> _TASK_
State how many lines of the entries hold the string "净利润预测变化", and output nothing but that count.

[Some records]
_ _ _ _ _ _ _

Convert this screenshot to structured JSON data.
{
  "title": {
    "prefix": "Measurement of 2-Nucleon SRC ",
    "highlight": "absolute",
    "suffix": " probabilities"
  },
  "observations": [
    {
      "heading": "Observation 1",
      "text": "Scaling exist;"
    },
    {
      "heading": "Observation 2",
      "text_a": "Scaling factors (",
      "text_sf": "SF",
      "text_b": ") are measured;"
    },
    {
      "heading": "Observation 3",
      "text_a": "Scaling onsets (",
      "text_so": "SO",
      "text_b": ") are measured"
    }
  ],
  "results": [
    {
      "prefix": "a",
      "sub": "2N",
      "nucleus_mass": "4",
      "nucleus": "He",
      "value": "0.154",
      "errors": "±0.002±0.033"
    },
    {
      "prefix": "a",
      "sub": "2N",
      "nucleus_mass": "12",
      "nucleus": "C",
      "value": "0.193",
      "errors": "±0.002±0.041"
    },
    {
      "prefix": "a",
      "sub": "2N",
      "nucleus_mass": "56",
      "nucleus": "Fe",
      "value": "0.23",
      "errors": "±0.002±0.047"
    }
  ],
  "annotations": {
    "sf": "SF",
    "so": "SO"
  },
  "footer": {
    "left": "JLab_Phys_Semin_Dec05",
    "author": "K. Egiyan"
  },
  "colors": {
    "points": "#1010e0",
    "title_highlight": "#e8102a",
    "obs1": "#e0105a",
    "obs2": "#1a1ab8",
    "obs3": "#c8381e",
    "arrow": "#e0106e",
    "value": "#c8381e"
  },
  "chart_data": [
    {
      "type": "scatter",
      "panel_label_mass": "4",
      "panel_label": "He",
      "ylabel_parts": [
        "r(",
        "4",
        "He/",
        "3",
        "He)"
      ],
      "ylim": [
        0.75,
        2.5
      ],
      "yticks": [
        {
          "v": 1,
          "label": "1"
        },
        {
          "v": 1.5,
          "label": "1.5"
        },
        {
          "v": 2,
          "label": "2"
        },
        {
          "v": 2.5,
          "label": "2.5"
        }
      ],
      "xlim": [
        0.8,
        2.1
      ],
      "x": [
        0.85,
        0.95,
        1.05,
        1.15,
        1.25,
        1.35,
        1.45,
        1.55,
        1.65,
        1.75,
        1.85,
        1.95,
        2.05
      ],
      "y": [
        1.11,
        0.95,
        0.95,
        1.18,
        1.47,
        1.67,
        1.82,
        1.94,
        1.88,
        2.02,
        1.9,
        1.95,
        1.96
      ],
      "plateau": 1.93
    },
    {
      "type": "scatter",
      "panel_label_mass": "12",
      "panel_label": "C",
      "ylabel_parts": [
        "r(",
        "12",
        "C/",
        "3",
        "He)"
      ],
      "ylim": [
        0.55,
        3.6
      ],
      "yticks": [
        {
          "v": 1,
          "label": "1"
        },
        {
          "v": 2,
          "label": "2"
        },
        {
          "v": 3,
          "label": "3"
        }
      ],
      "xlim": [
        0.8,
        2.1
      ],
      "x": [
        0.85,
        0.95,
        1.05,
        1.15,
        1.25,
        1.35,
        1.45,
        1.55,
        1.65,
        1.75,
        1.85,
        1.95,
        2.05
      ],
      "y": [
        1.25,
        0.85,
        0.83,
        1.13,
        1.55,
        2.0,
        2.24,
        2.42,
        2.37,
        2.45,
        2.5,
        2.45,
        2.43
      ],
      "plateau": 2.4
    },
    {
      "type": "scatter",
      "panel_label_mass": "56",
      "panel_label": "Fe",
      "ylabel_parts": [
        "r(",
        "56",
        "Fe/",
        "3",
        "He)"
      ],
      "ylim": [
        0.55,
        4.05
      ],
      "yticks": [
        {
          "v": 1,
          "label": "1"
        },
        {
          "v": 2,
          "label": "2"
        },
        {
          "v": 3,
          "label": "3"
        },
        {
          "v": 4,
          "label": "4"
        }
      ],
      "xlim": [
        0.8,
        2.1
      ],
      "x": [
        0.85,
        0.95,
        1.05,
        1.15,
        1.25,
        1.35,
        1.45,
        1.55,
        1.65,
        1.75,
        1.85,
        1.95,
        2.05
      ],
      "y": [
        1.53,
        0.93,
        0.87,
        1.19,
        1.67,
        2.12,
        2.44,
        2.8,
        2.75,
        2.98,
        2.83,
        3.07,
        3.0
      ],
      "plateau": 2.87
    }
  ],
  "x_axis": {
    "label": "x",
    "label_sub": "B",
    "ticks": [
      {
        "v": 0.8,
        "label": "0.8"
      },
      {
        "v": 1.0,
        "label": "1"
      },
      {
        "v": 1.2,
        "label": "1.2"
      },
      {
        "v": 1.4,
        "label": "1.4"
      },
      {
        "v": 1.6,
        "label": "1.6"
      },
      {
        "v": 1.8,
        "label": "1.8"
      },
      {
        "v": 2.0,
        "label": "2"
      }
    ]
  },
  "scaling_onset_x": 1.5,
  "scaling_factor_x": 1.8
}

_ _ _ _ _ _ _

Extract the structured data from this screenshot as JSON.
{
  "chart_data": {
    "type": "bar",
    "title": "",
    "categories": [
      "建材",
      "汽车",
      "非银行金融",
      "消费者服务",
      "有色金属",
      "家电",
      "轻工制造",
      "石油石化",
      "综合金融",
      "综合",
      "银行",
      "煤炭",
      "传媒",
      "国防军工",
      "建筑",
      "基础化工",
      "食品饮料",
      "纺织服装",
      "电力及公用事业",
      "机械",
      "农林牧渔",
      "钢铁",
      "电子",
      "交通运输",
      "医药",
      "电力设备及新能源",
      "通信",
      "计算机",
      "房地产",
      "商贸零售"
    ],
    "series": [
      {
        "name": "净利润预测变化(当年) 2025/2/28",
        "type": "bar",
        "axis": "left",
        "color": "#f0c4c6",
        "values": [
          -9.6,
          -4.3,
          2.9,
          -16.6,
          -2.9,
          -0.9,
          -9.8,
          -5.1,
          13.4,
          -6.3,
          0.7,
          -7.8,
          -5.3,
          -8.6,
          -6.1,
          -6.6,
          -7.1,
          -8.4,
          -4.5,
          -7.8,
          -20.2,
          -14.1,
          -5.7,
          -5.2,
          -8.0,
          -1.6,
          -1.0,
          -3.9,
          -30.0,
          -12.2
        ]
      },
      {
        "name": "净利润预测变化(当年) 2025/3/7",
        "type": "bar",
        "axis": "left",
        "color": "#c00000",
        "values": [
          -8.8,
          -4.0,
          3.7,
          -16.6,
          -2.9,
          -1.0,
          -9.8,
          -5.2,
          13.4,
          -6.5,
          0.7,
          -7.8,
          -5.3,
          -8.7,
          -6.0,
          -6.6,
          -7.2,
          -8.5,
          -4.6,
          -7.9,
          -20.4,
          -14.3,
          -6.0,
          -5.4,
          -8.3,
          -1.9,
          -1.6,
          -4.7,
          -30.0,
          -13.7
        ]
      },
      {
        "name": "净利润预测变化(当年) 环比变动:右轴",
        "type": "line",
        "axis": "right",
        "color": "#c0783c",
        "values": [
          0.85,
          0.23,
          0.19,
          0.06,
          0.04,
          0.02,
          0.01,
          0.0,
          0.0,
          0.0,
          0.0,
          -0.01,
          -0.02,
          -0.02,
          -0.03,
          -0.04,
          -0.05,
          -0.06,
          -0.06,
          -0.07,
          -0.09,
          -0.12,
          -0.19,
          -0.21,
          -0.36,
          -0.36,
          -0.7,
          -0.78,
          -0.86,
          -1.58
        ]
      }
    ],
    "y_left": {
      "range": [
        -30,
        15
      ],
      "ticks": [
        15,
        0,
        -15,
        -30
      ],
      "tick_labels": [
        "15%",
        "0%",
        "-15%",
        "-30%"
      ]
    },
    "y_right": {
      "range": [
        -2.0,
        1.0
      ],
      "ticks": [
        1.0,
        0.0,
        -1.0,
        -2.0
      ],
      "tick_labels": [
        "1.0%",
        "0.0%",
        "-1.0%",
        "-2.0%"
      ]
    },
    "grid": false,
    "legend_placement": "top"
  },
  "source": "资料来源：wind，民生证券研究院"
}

_ _ _ _ _ _ _

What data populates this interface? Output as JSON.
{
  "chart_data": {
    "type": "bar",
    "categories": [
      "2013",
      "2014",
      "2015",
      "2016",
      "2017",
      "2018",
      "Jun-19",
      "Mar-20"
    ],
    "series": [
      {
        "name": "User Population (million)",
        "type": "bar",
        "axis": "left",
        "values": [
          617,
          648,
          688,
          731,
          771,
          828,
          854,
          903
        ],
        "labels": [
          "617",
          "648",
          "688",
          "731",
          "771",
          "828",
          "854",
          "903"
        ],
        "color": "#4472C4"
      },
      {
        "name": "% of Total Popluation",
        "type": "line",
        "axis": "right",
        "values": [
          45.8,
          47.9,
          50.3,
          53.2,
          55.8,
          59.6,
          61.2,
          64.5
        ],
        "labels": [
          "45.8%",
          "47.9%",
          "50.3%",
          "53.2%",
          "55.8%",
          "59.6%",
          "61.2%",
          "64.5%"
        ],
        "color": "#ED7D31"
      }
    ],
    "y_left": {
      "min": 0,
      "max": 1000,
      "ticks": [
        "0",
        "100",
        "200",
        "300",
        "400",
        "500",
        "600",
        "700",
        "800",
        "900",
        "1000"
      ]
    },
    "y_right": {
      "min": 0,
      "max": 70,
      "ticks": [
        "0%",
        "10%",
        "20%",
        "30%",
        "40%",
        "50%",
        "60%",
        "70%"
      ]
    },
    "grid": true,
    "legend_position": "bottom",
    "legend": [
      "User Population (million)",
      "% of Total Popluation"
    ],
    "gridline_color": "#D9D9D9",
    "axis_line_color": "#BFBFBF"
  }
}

_ _ _ _ _ _ _

> _TASK RESPONSE_
3